◆ Exercise aim: Restate each of the lines below word for word and drop every picture.

Dataset records:
BEGIN

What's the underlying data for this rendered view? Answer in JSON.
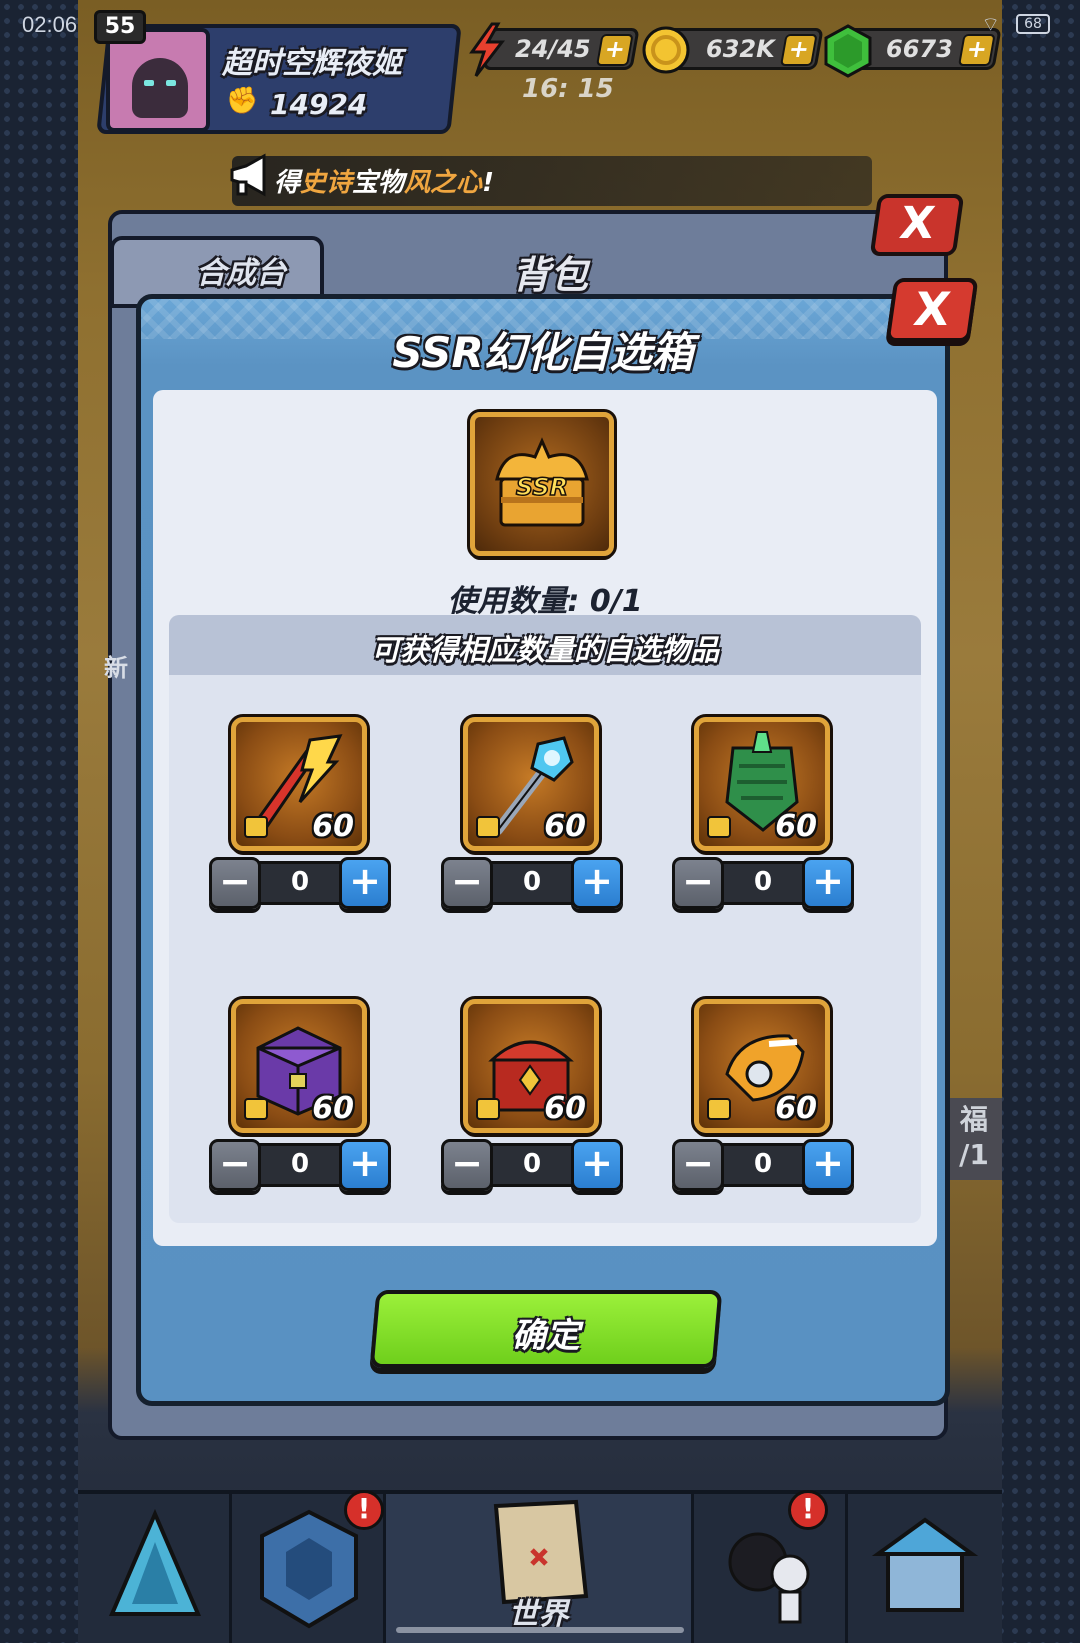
{
  "status_bar": {
    "time": "02:06",
    "battery": "68"
  },
  "player": {
    "level": "55",
    "name": "超时空辉夜姬",
    "power": "14924"
  },
  "resources": {
    "energy": "24/45",
    "energy_timer": "16: 15",
    "gold": "632K",
    "gems": "6673",
    "plus": "+"
  },
  "broadcast": {
    "prefix": "得",
    "rarity": "史诗",
    "middle": "宝物",
    "item": "风之心",
    "suffix": "!"
  },
  "background_panel": {
    "tab_label": "合成台",
    "title": "背包",
    "close": "X",
    "side_label": "新",
    "side_button": "福",
    "side_button_sub": "/1"
  },
  "modal": {
    "title": "SSR幻化自选箱",
    "close": "X",
    "box_badge": "SSR",
    "use_count_label": "使用数量: 0/1",
    "subheader": "可获得相应数量的自选物品",
    "items": [
      {
        "name": "lightning-spear",
        "qty": "60",
        "count": "0"
      },
      {
        "name": "ice-staff",
        "qty": "60",
        "count": "0"
      },
      {
        "name": "green-scale-shield",
        "qty": "60",
        "count": "0"
      },
      {
        "name": "purple-chest",
        "qty": "60",
        "count": "0"
      },
      {
        "name": "red-chest",
        "qty": "60",
        "count": "0"
      },
      {
        "name": "golden-gauntlet",
        "qty": "60",
        "count": "0"
      }
    ],
    "minus": "−",
    "plus": "+",
    "confirm": "确定"
  },
  "nav": {
    "world_label": "世界",
    "badge": "!"
  },
  "colors": {
    "modal_blue": "#5f98c7",
    "confirm_green": "#7fe02a",
    "plus_blue": "#2b7ed0",
    "item_border": "#e0a43a",
    "close_red": "#d53a2f"
  }
}
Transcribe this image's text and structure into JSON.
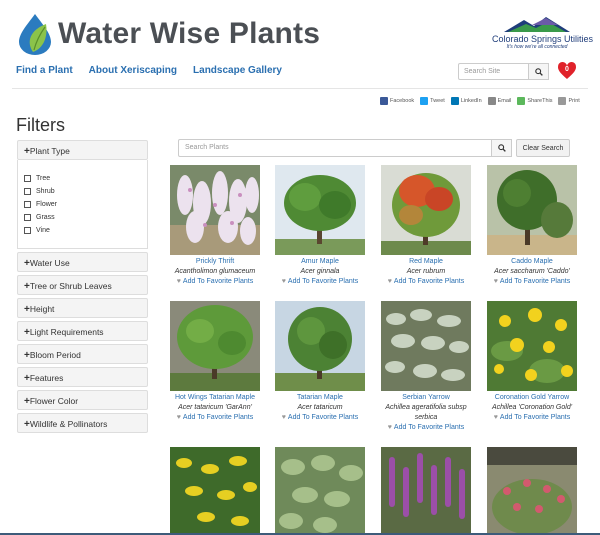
{
  "header": {
    "logo_text": "Water Wise Plants",
    "partner_name": "Colorado Springs Utilities",
    "partner_tagline": "It's how we're all connected"
  },
  "nav": [
    "Find a Plant",
    "About Xeriscaping",
    "Landscape Gallery"
  ],
  "site_search": {
    "placeholder": "Search Site"
  },
  "favorites": {
    "count": "0"
  },
  "share": [
    "Facebook",
    "Tweet",
    "LinkedIn",
    "Email",
    "ShareThis",
    "Print"
  ],
  "filters": {
    "title": "Filters",
    "plant_type": {
      "label": "Plant Type",
      "options": [
        "Tree",
        "Shrub",
        "Flower",
        "Grass",
        "Vine"
      ]
    },
    "groups": [
      "Water Use",
      "Tree or Shrub Leaves",
      "Height",
      "Light Requirements",
      "Bloom Period",
      "Features",
      "Flower Color",
      "Wildlife & Pollinators"
    ]
  },
  "plant_search": {
    "placeholder": "Search Plants",
    "clear_label": "Clear Search"
  },
  "fav_label": "Add To Favorite Plants",
  "plants": [
    {
      "common": "Prickly Thrift",
      "sci": "Acantholimon glumaceum"
    },
    {
      "common": "Amur Maple",
      "sci": "Acer ginnala"
    },
    {
      "common": "Red Maple",
      "sci": "Acer rubrum"
    },
    {
      "common": "Caddo Maple",
      "sci": "Acer saccharum 'Caddo'"
    },
    {
      "common": "Hot Wings Tatarian Maple",
      "sci": "Acer tataricum 'GarAnn'"
    },
    {
      "common": "Tatarian Maple",
      "sci": "Acer tataricum"
    },
    {
      "common": "Serbian Yarrow",
      "sci": "Achillea ageratifolia subsp",
      "sci2": "serbica"
    },
    {
      "common": "Coronation Gold Yarrow",
      "sci": "Achillea 'Coronation Gold'"
    }
  ]
}
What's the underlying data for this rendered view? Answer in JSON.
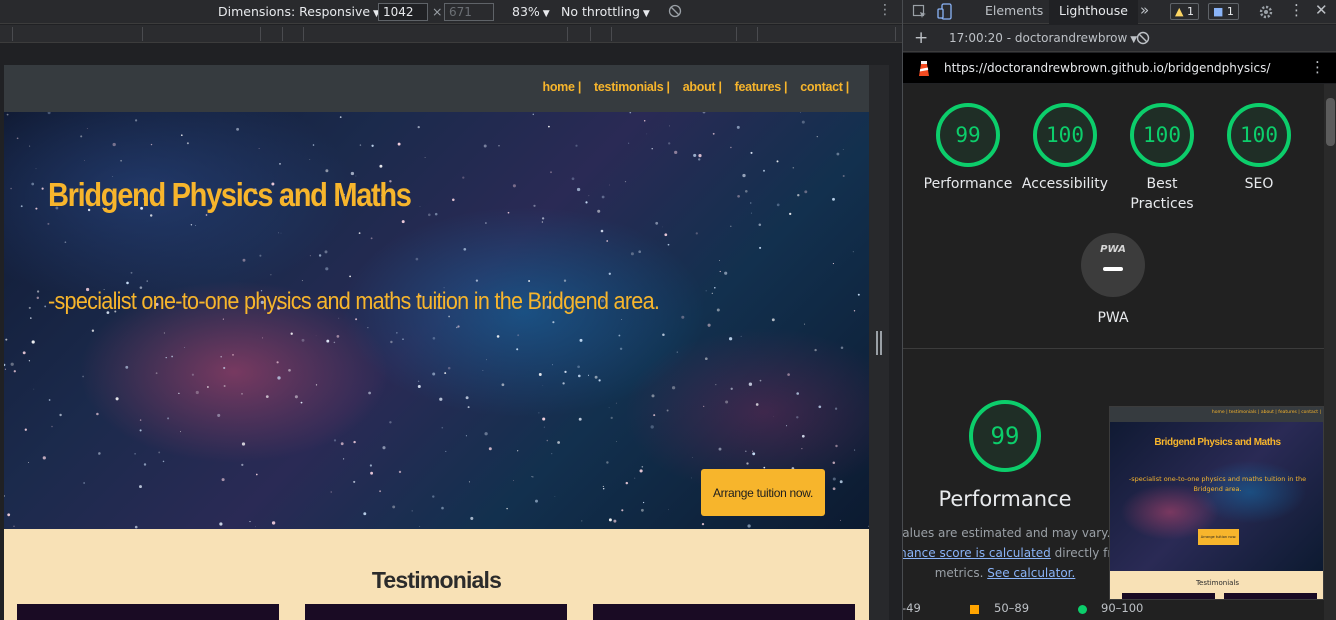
{
  "device_toolbar": {
    "dimensions_label": "Dimensions: Responsive",
    "width": "1042",
    "height_placeholder": "671",
    "times": "×",
    "zoom": "83%",
    "throttling": "No throttling"
  },
  "site": {
    "nav": [
      "home |",
      "testimonials |",
      "about |",
      "features |",
      "contact |"
    ],
    "title": "Bridgend Physics and Maths",
    "tagline": "-specialist one-to-one physics and maths tuition in the Bridgend area.",
    "cta": "Arrange tuition now.",
    "testimonials_heading": "Testimonials"
  },
  "devtools": {
    "tabs": [
      "Elements",
      "Lighthouse"
    ],
    "active_tab": "Lighthouse",
    "warnings_count": "1",
    "messages_count": "1",
    "report_label": "17:00:20 - doctorandrewbrow",
    "url": "https://doctorandrewbrown.github.io/bridgendphysics/"
  },
  "lighthouse": {
    "scores": [
      {
        "label": "Performance",
        "value": "99"
      },
      {
        "label": "Accessibility",
        "value": "100"
      },
      {
        "label": "Best Practices",
        "value": "100"
      },
      {
        "label": "SEO",
        "value": "100"
      }
    ],
    "pwa_badge": "PWA",
    "pwa_label": "PWA",
    "performance_score": "99",
    "performance_title": "Performance",
    "desc_line1": "Values are estimated and may vary. The",
    "desc_link1": "mance score is calculated",
    "desc_line2_rest": "directly from t",
    "desc_line3": "metrics.",
    "desc_link2": "See calculator.",
    "legend": [
      "-49",
      "50–89",
      "90–100"
    ],
    "colors": {
      "pass": "#0cce6b",
      "average": "#ffa400",
      "fail": "#ff4e42"
    }
  },
  "thumbnail": {
    "nav": "home |   testimonials |   about |   features |   contact |",
    "title": "Bridgend Physics and Maths",
    "tagline": "-specialist one-to-one physics and maths tuition in the Bridgend area.",
    "cta": "Arrange tuition now.",
    "heading": "Testimonials"
  }
}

END

◆ The answer:
What's the underlying data for this rendered view? Answer in JSON.
{
  "status_bar": {
    "time": "02:06",
    "battery": "68"
  },
  "player": {
    "level": "55",
    "name": "超时空辉夜姬",
    "power": "14924"
  },
  "resources": {
    "energy": "24/45",
    "energy_timer": "16: 15",
    "gold": "632K",
    "gems": "6673",
    "plus": "+"
  },
  "broadcast": {
    "prefix": "得",
    "rarity": "史诗",
    "middle": "宝物",
    "item": "风之心",
    "suffix": "!"
  },
  "background_panel": {
    "tab_label": "合成台",
    "title": "背包",
    "close": "X",
    "side_label": "新",
    "side_button": "福",
    "side_button_sub": "/1"
  },
  "modal": {
    "title": "SSR幻化自选箱",
    "close": "X",
    "box_badge": "SSR",
    "use_count_label": "使用数量: 0/1",
    "subheader": "可获得相应数量的自选物品",
    "items": [
      {
        "name": "lightning-spear",
        "qty": "60",
        "count": "0"
      },
      {
        "name": "ice-staff",
        "qty": "60",
        "count": "0"
      },
      {
        "name": "green-scale-shield",
        "qty": "60",
        "count": "0"
      },
      {
        "name": "purple-chest",
        "qty": "60",
        "count": "0"
      },
      {
        "name": "red-chest",
        "qty": "60",
        "count": "0"
      },
      {
        "name": "golden-gauntlet",
        "qty": "60",
        "count": "0"
      }
    ],
    "minus": "−",
    "plus": "+",
    "confirm": "确定"
  },
  "nav": {
    "world_label": "世界",
    "badge": "!"
  },
  "colors": {
    "modal_blue": "#5f98c7",
    "confirm_green": "#7fe02a",
    "plus_blue": "#2b7ed0",
    "item_border": "#e0a43a",
    "close_red": "#d53a2f"
  }
}
Transcribe this image's text and structure into JSON.
{
  "header": {
    "logo_text": "Water Wise Plants",
    "partner_name": "Colorado Springs Utilities",
    "partner_tagline": "It's how we're all connected"
  },
  "nav": [
    "Find a Plant",
    "About Xeriscaping",
    "Landscape Gallery"
  ],
  "site_search": {
    "placeholder": "Search Site"
  },
  "favorites": {
    "count": "0"
  },
  "share": [
    "Facebook",
    "Tweet",
    "LinkedIn",
    "Email",
    "ShareThis",
    "Print"
  ],
  "filters": {
    "title": "Filters",
    "plant_type": {
      "label": "Plant Type",
      "options": [
        "Tree",
        "Shrub",
        "Flower",
        "Grass",
        "Vine"
      ]
    },
    "groups": [
      "Water Use",
      "Tree or Shrub Leaves",
      "Height",
      "Light Requirements",
      "Bloom Period",
      "Features",
      "Flower Color",
      "Wildlife & Pollinators"
    ]
  },
  "plant_search": {
    "placeholder": "Search Plants",
    "clear_label": "Clear Search"
  },
  "fav_label": "Add To Favorite Plants",
  "plants": [
    {
      "common": "Prickly Thrift",
      "sci": "Acantholimon glumaceum"
    },
    {
      "common": "Amur Maple",
      "sci": "Acer ginnala"
    },
    {
      "common": "Red Maple",
      "sci": "Acer rubrum"
    },
    {
      "common": "Caddo Maple",
      "sci": "Acer saccharum 'Caddo'"
    },
    {
      "common": "Hot Wings Tatarian Maple",
      "sci": "Acer tataricum 'GarAnn'"
    },
    {
      "common": "Tatarian Maple",
      "sci": "Acer tataricum"
    },
    {
      "common": "Serbian Yarrow",
      "sci": "Achillea ageratifolia subsp",
      "sci2": "serbica"
    },
    {
      "common": "Coronation Gold Yarrow",
      "sci": "Achillea 'Coronation Gold'"
    }
  ]
}
What's the underlying data for this rendered view? Answer in JSON.
{
  "device_toolbar": {
    "dimensions_label": "Dimensions: Responsive",
    "width": "1042",
    "height_placeholder": "671",
    "times": "×",
    "zoom": "83%",
    "throttling": "No throttling"
  },
  "site": {
    "nav": [
      "home |",
      "testimonials |",
      "about |",
      "features |",
      "contact |"
    ],
    "title": "Bridgend Physics and Maths",
    "tagline": "-specialist one-to-one physics and maths tuition in the Bridgend area.",
    "cta": "Arrange tuition now.",
    "testimonials_heading": "Testimonials"
  },
  "devtools": {
    "tabs": [
      "Elements",
      "Lighthouse"
    ],
    "active_tab": "Lighthouse",
    "warnings_count": "1",
    "messages_count": "1",
    "report_label": "17:00:20 - doctorandrewbrow",
    "url": "https://doctorandrewbrown.github.io/bridgendphysics/"
  },
  "lighthouse": {
    "scores": [
      {
        "label": "Performance",
        "value": "99"
      },
      {
        "label": "Accessibility",
        "value": "100"
      },
      {
        "label": "Best Practices",
        "value": "100"
      },
      {
        "label": "SEO",
        "value": "100"
      }
    ],
    "pwa_badge": "PWA",
    "pwa_label": "PWA",
    "performance_score": "99",
    "performance_title": "Performance",
    "desc_line1": "Values are estimated and may vary. The",
    "desc_link1": "mance score is calculated",
    "desc_line2_rest": "directly from t",
    "desc_line3": "metrics.",
    "desc_link2": "See calculator.",
    "legend": [
      "-49",
      "50–89",
      "90–100"
    ],
    "colors": {
      "pass": "#0cce6b",
      "average": "#ffa400",
      "fail": "#ff4e42"
    }
  },
  "thumbnail": {
    "nav": "home |   testimonials |   about |   features |   contact |",
    "title": "Bridgend Physics and Maths",
    "tagline": "-specialist one-to-one physics and maths tuition in the Bridgend area.",
    "cta": "Arrange tuition now.",
    "heading": "Testimonials"
  }
}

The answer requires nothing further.